## Begin Extracted entries

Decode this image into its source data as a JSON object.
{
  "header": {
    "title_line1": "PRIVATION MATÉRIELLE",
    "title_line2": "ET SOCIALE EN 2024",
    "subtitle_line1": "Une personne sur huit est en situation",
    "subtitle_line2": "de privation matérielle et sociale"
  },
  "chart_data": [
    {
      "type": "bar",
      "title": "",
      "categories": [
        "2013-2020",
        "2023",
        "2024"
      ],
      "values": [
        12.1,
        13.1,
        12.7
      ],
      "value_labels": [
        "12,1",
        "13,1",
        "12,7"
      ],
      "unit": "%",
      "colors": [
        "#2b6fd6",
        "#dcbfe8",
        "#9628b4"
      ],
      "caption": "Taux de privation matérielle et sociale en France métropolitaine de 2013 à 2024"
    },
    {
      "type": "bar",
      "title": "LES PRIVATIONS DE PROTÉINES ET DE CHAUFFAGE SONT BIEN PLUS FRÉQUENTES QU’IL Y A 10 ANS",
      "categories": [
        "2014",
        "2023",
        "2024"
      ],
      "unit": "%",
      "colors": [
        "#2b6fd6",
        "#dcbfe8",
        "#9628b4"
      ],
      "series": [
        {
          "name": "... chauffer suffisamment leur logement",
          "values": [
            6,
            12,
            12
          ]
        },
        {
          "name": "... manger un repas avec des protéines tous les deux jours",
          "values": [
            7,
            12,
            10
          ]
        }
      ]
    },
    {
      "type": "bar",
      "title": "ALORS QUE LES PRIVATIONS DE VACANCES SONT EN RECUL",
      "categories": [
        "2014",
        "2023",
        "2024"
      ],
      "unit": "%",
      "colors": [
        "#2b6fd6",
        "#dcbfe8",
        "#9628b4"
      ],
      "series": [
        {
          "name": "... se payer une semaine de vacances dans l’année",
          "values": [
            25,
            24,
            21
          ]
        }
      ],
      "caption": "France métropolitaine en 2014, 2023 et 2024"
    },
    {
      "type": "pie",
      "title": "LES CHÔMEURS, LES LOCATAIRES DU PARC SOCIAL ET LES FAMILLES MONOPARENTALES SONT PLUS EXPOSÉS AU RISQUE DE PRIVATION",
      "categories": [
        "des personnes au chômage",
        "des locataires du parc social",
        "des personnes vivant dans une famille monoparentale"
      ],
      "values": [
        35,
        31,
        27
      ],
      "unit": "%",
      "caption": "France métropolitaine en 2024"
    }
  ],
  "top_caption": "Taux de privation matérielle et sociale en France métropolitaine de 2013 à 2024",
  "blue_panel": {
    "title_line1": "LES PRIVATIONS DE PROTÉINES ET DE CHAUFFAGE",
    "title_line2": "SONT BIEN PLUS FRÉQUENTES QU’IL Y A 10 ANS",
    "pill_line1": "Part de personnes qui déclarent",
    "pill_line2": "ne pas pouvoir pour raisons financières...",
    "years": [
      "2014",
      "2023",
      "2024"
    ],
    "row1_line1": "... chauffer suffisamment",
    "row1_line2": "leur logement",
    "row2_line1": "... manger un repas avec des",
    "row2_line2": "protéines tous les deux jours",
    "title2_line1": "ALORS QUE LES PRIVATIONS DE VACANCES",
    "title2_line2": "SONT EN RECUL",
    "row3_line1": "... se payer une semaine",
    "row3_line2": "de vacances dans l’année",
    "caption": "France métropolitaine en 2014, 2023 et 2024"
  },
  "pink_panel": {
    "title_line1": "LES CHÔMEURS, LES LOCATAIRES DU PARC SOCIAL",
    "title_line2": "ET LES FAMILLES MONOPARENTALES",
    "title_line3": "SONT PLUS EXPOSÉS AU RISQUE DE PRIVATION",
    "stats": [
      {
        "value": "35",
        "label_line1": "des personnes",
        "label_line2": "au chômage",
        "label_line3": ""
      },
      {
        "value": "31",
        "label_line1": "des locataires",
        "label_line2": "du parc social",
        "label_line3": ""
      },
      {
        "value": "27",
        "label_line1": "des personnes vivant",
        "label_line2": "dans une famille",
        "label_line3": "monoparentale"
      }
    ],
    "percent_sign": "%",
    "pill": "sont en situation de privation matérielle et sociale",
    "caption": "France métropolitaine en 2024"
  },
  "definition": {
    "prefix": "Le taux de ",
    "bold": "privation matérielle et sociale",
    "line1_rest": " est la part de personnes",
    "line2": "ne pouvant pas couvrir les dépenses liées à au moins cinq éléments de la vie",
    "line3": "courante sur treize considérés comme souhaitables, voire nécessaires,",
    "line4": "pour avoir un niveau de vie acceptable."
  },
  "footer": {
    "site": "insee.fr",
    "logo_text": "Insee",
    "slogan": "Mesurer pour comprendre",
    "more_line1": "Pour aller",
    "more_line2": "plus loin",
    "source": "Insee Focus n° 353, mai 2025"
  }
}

## End Extracted entries

= Task brief =
Copy each line of the data above that holds "manger".

= Task solution =
          "name": "... manger un repas avec des protéines tous les deux jours",
    "row2_line1": "... manger un repas avec des",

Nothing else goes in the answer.